*PROBLEM TO WORK ON*
Check each line of the data below for the word "Bungur", then extract the ones that have it.

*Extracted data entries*
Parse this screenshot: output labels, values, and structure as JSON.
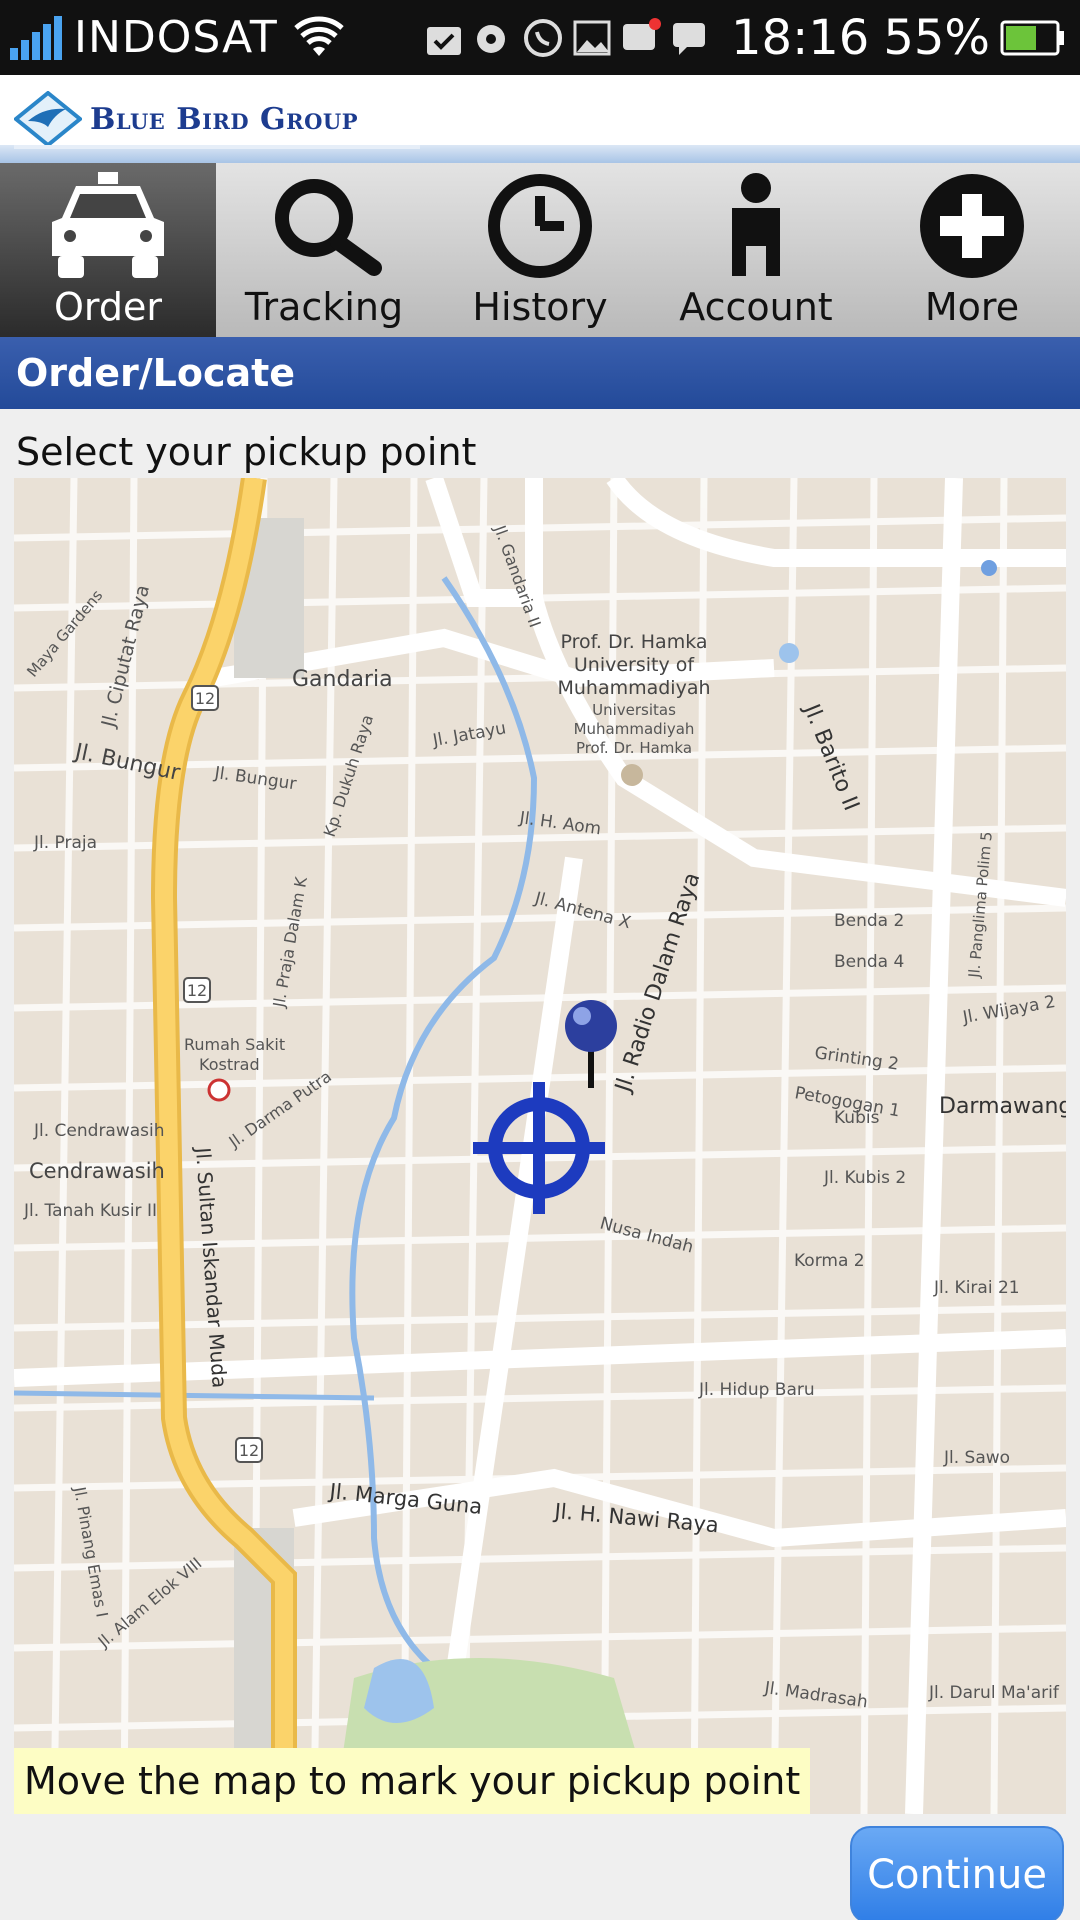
{
  "status_bar": {
    "carrier": "INDOSAT",
    "time": "18:16",
    "battery": "55%",
    "icons": [
      "signal-icon",
      "wifi-icon",
      "bag-icon",
      "sync-icon",
      "whatsapp-icon",
      "gallery-icon",
      "bbm-icon",
      "chat-icon",
      "battery-icon"
    ]
  },
  "brand": {
    "name": "Blue Bird Group",
    "icon": "bird-logo-icon"
  },
  "tabs": [
    {
      "label": "Order",
      "icon": "taxi-icon",
      "active": true
    },
    {
      "label": "Tracking",
      "icon": "search-icon",
      "active": false
    },
    {
      "label": "History",
      "icon": "clock-icon",
      "active": false
    },
    {
      "label": "Account",
      "icon": "person-icon",
      "active": false
    },
    {
      "label": "More",
      "icon": "plus-icon",
      "active": false
    }
  ],
  "section_title": "Order/Locate",
  "instruction": "Select your pickup point",
  "map": {
    "labels": {
      "gandaria": "Gandaria",
      "jl_bungur": "Jl. Bungur",
      "jl_bungur2": "Jl. Bungur",
      "jl_praja": "Jl. Praja",
      "jl_ciputat": "Jl. Ciputat Raya",
      "maya_gardens": "Maya Gardens",
      "univ": "Prof. Dr. Hamka",
      "univ2": "University of",
      "univ3": "Muhammadiyah",
      "univ4": "Universitas",
      "univ5": "Muhammadiyah",
      "univ6": "Prof. Dr. Hamka",
      "jl_gandaria": "Jl. Gandaria II",
      "jl_jatayu": "Jl. Jatayu",
      "jl_h_aom": "Jl. H. Aom",
      "jl_antena": "Jl. Antena X",
      "jl_radio_dalam": "Jl. Radio Dalam Raya",
      "jl_barito": "Jl. Barito II",
      "benda2": "Benda 2",
      "benda4": "Benda 4",
      "grinting": "Grinting 2",
      "petogogan": "Petogogan 1",
      "kubis": "Kubis",
      "darmawang": "Darmawang",
      "jl_kubis2": "Jl. Kubis 2",
      "korma2": "Korma 2",
      "jl_kirai": "Jl. Kirai 21",
      "rs_kostrad": "Rumah Sakit",
      "rs_kostrad2": "Kostrad",
      "jl_cendrawasih": "Jl. Cendrawasih",
      "cendrawasih": "Cendrawasih",
      "jl_tanah_kusir": "Jl. Tanah Kusir II",
      "jl_sultan": "Jl. Sultan Iskandar Muda",
      "jl_damar_putra": "Jl. Darma Putra",
      "jl_hidup_baru": "Jl. Hidup Baru",
      "jl_marga_guna": "Jl. Marga Guna",
      "jl_nawi_raya": "Jl. H. Nawi Raya",
      "jl_madrasah": "Jl. Madrasah",
      "jl_darul": "Jl. Darul Ma'arif",
      "jl_sawo": "Jl. Sawo",
      "jl_alam_elok": "Jl. Alam Elok VIII",
      "jl_pinang": "Jl. Pinang Emas I",
      "nusa_indah": "Nusa Indah",
      "jl_wijaya": "Jl. Wijaya 2",
      "jl_panglima": "Jl. Panglima Polim 5",
      "jl_kp_dukuh": "Kp. Dukuh Raya",
      "jl_praja_dalam": "Jl. Praja Dalam K",
      "road12": "12"
    },
    "hint": "Move the map to mark your pickup point"
  },
  "continue_label": "Continue",
  "colors": {
    "section_blue": "#2a4f9e",
    "accent_blue": "#2f7ee7",
    "hint_bg": "#fdfdc4",
    "map_bg": "#e9e1d6"
  }
}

*SOLUTION TO THE EXERCISE*
      "jl_bungur": "Jl. Bungur",
      "jl_bungur2": "Jl. Bungur",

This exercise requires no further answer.